EXERCISE TASK
Copy out the listing that follows exactly, dropping every picture.

RECORDED INFORMATION

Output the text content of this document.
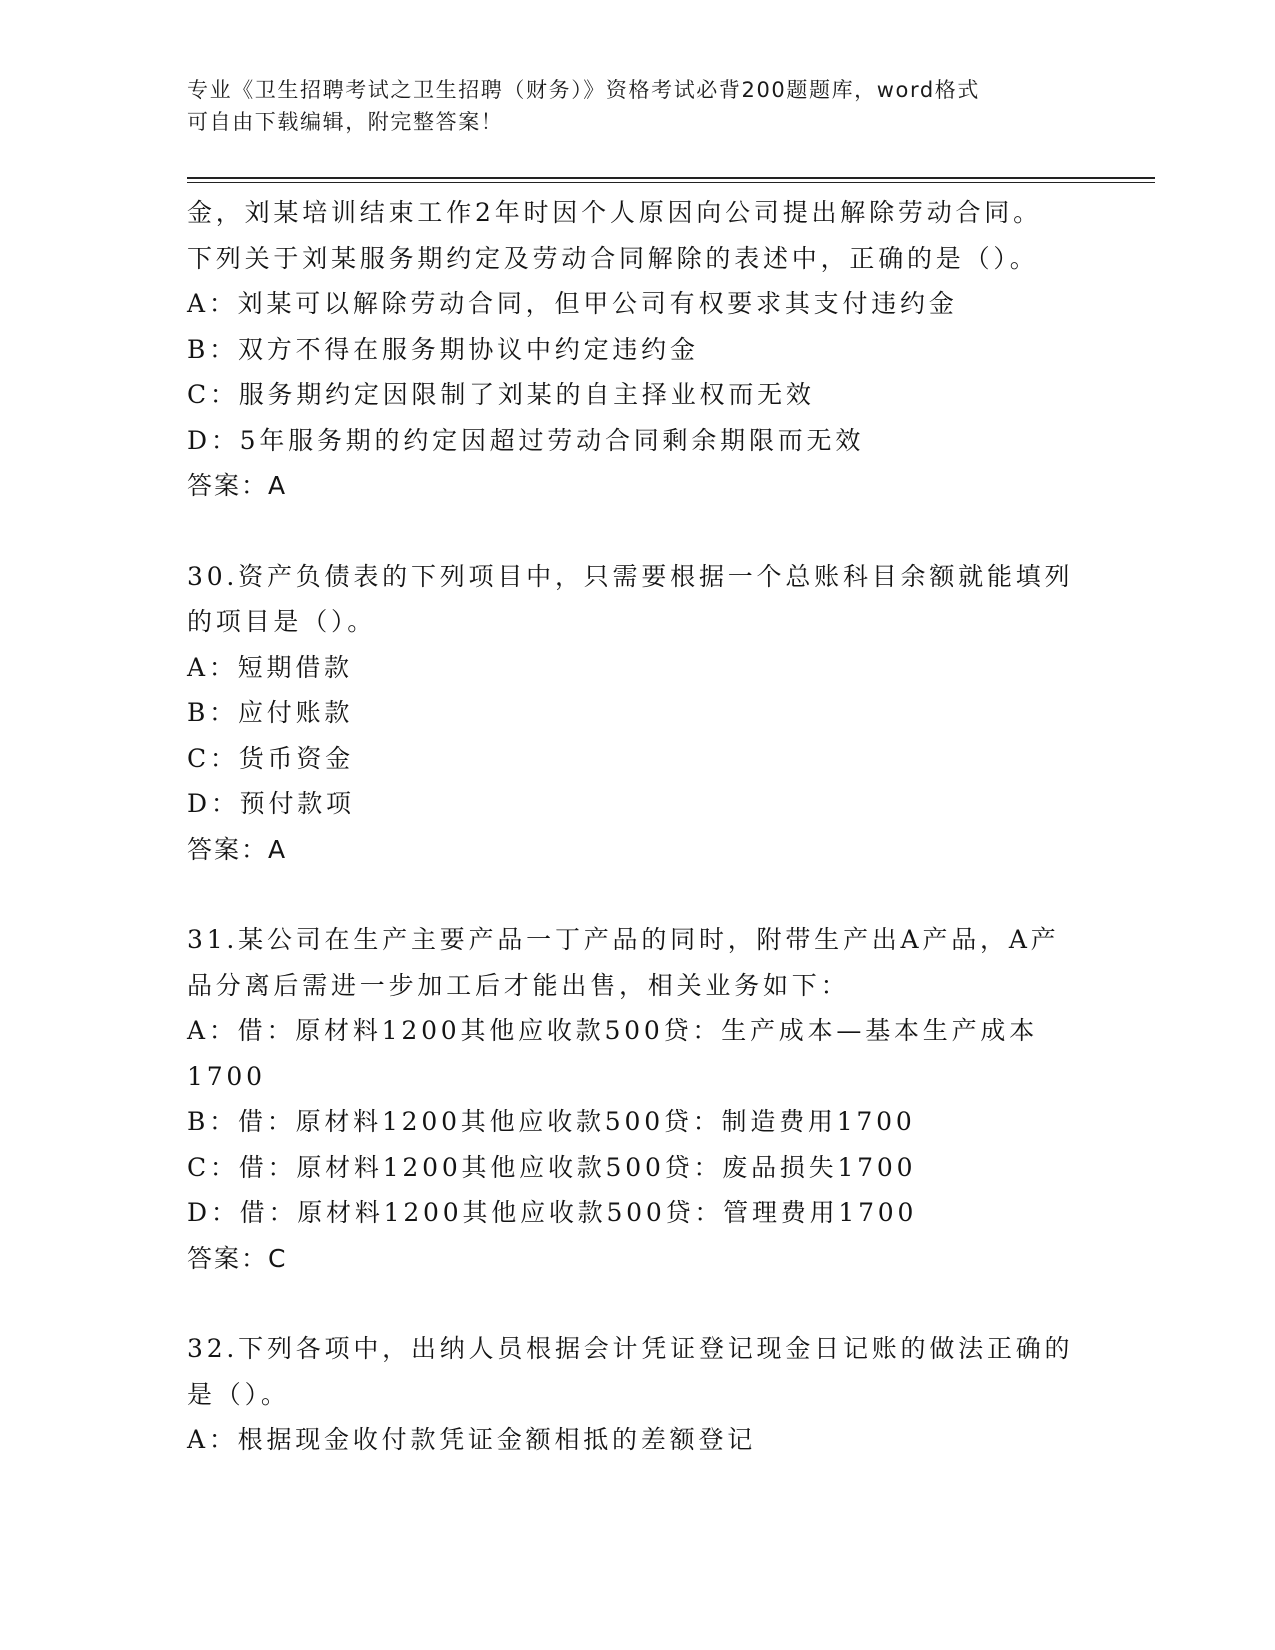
专业《卫生招聘考试之卫生招聘（财务）》资格考试必背200题题库，word格式
可自由下载编辑，附完整答案！
金，刘某培训结束工作2年时因个人原因向公司提出解除劳动合同。
下列关于刘某服务期约定及劳动合同解除的表述中，正确的是（）。
A：刘某可以解除劳动合同，但甲公司有权要求其支付违约金
B：双方不得在服务期协议中约定违约金
C：服务期约定因限制了刘某的自主择业权而无效
D：5年服务期的约定因超过劳动合同剩余期限而无效
答案：A
30.资产负债表的下列项目中，只需要根据一个总账科目余额就能填列
的项目是（）。
A：短期借款
B：应付账款
C：货币资金
D：预付款项
答案：A
31.某公司在生产主要产品一丁产品的同时，附带生产出A产品，A产
品分离后需进一步加工后才能出售，相关业务如下：
A：借：原材料1200其他应收款500贷：生产成本—基本生产成本
1700
B：借：原材料1200其他应收款500贷：制造费用1700
C：借：原材料1200其他应收款500贷：废品损失1700
D：借：原材料1200其他应收款500贷：管理费用1700
答案：C
32.下列各项中，出纳人员根据会计凭证登记现金日记账的做法正确的
是（）。
A：根据现金收付款凭证金额相抵的差额登记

TASK RESULT
Output the text content of this document.
专业《卫生招聘考试之卫生招聘（财务）》资格考试必背200题题库，word格式
可自由下载编辑，附完整答案！
金，刘某培训结束工作2年时因个人原因向公司提出解除劳动合同。
下列关于刘某服务期约定及劳动合同解除的表述中，正确的是（）。
A：刘某可以解除劳动合同，但甲公司有权要求其支付违约金
B：双方不得在服务期协议中约定违约金
C：服务期约定因限制了刘某的自主择业权而无效
D：5年服务期的约定因超过劳动合同剩余期限而无效
答案：A
30.资产负债表的下列项目中，只需要根据一个总账科目余额就能填列
的项目是（）。
A：短期借款
B：应付账款
C：货币资金
D：预付款项
答案：A
31.某公司在生产主要产品一丁产品的同时，附带生产出A产品，A产
品分离后需进一步加工后才能出售，相关业务如下：
A：借：原材料1200其他应收款500贷：生产成本—基本生产成本
1700
B：借：原材料1200其他应收款500贷：制造费用1700
C：借：原材料1200其他应收款500贷：废品损失1700
D：借：原材料1200其他应收款500贷：管理费用1700
答案：C
32.下列各项中，出纳人员根据会计凭证登记现金日记账的做法正确的
是（）。
A：根据现金收付款凭证金额相抵的差额登记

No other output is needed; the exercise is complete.